-- BEGIN SUPPLIED RECORDS --
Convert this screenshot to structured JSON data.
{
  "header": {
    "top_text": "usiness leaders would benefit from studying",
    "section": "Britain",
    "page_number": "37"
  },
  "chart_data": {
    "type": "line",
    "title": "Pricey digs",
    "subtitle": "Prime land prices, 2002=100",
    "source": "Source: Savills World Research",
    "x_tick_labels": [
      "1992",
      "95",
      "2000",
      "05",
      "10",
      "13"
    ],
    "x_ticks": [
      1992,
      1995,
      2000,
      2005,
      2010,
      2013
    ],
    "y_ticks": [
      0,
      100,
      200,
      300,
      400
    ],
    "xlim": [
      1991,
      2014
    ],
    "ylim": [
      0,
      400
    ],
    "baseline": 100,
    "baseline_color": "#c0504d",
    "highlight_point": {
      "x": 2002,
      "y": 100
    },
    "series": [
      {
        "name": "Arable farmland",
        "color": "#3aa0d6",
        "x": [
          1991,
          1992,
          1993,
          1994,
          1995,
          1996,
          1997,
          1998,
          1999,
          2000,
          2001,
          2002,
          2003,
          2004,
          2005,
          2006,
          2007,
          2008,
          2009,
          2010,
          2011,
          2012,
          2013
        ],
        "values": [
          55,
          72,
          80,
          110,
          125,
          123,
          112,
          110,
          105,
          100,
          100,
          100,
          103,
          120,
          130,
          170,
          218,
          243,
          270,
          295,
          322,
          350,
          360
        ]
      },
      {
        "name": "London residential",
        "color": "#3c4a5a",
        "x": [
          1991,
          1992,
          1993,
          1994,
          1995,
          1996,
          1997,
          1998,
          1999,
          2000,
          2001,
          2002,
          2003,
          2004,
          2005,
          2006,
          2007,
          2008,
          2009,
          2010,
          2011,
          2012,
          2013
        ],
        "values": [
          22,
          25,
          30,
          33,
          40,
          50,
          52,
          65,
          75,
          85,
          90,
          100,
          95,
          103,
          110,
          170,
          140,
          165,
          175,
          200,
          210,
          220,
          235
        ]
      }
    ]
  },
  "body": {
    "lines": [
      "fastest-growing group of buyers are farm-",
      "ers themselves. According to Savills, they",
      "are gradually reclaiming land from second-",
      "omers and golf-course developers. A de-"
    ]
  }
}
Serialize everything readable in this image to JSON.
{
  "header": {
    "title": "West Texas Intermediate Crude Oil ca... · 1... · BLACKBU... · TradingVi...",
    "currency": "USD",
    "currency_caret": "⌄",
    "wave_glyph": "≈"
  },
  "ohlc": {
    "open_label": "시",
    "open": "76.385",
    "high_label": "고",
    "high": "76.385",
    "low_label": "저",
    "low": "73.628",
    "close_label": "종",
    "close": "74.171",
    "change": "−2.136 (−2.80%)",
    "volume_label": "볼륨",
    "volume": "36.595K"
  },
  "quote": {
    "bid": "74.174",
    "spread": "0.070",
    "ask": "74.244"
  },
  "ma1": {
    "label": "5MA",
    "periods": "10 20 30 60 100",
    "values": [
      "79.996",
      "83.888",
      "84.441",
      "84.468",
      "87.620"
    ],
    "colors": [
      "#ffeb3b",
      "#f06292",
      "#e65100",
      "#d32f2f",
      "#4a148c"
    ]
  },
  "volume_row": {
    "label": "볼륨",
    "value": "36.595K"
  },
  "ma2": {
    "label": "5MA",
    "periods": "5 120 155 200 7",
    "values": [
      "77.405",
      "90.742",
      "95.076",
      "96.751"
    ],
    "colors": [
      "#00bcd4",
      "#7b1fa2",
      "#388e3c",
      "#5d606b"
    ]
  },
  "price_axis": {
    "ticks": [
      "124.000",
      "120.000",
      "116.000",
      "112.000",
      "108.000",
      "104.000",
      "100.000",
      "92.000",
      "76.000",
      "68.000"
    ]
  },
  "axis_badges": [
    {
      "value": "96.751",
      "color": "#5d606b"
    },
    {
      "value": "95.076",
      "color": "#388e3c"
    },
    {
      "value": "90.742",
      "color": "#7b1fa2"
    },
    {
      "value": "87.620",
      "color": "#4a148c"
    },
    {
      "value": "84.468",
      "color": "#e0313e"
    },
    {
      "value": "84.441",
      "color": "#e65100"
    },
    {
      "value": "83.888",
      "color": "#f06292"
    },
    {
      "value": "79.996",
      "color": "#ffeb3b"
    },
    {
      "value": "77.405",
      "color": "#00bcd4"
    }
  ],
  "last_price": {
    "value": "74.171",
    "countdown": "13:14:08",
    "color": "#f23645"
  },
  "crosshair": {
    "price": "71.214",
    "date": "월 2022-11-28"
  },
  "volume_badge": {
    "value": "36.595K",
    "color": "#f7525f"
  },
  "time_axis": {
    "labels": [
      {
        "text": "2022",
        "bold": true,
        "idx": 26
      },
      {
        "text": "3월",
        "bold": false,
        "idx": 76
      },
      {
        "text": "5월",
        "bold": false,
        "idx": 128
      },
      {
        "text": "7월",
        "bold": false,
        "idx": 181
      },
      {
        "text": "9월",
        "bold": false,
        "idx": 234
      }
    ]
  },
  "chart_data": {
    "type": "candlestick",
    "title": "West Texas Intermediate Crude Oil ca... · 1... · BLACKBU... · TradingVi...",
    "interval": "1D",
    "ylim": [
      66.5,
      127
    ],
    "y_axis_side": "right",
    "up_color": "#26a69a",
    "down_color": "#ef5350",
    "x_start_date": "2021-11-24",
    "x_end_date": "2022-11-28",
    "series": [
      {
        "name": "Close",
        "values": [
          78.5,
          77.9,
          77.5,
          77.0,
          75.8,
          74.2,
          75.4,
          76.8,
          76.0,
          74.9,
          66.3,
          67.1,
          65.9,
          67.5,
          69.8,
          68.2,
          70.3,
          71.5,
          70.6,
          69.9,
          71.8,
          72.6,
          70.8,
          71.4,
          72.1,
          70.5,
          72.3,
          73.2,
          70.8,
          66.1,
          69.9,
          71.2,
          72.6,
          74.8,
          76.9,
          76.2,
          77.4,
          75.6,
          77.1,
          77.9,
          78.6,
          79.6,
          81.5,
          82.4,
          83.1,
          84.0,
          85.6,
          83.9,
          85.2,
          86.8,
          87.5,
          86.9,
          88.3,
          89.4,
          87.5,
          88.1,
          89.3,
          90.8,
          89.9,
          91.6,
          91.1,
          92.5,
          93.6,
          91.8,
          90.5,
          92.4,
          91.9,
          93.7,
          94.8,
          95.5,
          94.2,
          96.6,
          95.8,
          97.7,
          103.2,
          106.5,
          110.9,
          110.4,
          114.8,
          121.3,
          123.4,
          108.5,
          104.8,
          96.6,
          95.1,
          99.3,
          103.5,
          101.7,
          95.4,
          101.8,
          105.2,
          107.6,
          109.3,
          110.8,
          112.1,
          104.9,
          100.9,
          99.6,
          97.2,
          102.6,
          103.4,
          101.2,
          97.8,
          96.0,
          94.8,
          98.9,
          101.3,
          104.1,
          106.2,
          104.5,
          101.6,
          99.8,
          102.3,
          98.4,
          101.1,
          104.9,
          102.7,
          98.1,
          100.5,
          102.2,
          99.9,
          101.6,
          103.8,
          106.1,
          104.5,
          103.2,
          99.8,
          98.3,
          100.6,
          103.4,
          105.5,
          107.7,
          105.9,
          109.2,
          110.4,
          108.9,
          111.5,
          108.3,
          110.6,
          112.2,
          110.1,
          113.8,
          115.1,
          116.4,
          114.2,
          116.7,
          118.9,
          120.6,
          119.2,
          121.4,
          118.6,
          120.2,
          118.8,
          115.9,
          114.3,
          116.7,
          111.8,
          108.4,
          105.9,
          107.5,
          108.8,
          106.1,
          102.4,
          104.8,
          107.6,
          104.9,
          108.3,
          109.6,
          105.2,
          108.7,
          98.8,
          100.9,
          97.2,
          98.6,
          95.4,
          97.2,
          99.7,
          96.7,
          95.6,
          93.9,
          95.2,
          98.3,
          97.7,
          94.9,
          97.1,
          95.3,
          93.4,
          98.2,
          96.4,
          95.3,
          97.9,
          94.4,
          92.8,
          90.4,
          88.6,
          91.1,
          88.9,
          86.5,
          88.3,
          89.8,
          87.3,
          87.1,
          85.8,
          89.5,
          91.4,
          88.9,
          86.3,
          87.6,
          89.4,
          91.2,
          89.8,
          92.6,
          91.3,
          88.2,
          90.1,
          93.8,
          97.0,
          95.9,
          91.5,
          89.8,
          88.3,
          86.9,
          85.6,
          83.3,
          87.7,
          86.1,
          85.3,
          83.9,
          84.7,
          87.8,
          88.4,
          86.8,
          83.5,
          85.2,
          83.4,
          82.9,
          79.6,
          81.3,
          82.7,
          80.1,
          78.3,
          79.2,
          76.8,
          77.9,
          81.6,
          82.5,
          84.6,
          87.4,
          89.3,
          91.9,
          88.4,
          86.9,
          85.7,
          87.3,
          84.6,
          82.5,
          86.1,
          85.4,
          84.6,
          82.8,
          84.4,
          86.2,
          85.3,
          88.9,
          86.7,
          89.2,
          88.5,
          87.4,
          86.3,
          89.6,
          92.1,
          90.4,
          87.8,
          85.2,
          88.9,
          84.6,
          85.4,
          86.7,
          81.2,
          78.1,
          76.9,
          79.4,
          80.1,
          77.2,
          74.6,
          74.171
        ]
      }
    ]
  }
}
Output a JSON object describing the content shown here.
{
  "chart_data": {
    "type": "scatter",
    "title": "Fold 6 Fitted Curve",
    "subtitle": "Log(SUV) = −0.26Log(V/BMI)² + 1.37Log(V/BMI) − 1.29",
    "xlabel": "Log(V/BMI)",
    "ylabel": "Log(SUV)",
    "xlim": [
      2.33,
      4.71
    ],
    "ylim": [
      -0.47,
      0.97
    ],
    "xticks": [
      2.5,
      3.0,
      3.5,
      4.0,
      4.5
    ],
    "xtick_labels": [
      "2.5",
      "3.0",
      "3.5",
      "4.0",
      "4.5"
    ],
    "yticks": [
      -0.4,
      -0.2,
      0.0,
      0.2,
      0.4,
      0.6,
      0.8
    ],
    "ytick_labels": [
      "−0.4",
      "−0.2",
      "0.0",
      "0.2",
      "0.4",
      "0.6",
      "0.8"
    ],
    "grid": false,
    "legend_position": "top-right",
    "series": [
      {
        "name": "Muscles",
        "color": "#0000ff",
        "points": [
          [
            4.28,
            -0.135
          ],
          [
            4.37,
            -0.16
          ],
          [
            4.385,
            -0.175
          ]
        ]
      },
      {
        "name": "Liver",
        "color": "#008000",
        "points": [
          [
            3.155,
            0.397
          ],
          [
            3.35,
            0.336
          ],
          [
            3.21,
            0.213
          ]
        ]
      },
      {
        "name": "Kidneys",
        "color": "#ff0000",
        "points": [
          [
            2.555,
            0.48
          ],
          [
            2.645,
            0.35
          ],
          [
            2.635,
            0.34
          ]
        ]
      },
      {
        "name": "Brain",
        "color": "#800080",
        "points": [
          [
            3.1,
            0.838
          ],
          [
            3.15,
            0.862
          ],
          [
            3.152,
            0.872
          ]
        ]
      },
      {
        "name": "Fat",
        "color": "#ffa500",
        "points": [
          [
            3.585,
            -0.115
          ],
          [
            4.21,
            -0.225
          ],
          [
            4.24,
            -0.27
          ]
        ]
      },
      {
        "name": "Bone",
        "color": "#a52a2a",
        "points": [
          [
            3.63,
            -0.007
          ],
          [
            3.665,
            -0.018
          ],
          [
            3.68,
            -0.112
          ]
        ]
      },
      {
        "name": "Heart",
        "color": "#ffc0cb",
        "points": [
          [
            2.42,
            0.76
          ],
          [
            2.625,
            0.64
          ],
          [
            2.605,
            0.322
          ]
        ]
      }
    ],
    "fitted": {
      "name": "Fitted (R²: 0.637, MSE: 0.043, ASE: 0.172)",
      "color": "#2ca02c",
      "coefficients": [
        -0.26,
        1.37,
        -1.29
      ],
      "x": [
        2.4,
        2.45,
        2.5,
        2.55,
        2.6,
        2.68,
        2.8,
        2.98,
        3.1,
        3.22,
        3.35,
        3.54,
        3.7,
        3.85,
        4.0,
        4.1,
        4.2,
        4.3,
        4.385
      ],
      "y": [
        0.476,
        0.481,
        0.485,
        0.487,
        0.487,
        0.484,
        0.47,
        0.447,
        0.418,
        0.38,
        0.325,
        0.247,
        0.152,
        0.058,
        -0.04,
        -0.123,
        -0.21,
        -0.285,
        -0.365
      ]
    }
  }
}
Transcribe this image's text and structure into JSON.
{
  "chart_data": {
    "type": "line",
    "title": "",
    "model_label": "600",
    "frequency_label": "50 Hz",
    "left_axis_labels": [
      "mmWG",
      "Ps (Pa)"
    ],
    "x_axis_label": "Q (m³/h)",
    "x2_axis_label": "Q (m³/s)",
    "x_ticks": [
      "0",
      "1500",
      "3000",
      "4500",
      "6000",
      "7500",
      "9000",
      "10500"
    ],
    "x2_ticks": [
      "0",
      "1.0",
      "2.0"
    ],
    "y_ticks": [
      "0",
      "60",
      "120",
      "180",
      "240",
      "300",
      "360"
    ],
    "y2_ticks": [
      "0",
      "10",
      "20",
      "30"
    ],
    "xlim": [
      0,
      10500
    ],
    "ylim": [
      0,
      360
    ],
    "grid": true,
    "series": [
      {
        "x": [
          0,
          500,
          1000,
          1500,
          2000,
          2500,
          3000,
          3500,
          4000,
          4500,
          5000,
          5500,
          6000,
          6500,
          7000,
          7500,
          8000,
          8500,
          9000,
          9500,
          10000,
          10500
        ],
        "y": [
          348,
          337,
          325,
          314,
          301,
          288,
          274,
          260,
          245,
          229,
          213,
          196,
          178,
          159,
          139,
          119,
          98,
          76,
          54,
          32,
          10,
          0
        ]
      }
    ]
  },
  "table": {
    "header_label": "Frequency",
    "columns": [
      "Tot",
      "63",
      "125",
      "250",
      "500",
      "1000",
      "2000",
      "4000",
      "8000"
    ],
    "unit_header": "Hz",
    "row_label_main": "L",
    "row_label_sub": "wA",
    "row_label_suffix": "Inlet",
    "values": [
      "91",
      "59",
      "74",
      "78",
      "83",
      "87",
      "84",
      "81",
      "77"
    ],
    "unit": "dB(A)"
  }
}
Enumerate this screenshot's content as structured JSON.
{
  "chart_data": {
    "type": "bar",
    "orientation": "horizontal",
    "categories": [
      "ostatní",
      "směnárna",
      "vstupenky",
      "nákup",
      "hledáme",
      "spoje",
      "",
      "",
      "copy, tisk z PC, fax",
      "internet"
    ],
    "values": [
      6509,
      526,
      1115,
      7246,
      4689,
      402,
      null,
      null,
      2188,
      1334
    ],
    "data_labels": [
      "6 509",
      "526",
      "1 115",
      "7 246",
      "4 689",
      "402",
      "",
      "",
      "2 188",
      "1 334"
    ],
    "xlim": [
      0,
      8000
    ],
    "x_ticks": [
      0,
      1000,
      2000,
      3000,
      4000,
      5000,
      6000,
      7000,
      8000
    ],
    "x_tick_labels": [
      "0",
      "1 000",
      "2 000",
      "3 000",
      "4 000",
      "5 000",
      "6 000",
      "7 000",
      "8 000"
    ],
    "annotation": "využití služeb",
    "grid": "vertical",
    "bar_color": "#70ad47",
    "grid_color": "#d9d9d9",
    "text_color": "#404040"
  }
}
-- END SUPPLIED RECORDS --
> DIRECTIVE
Go through the listing above and return every line where the word "right" occurs.

> RESULT
    "y_axis_side": "right",
    "legend_position": "top-right",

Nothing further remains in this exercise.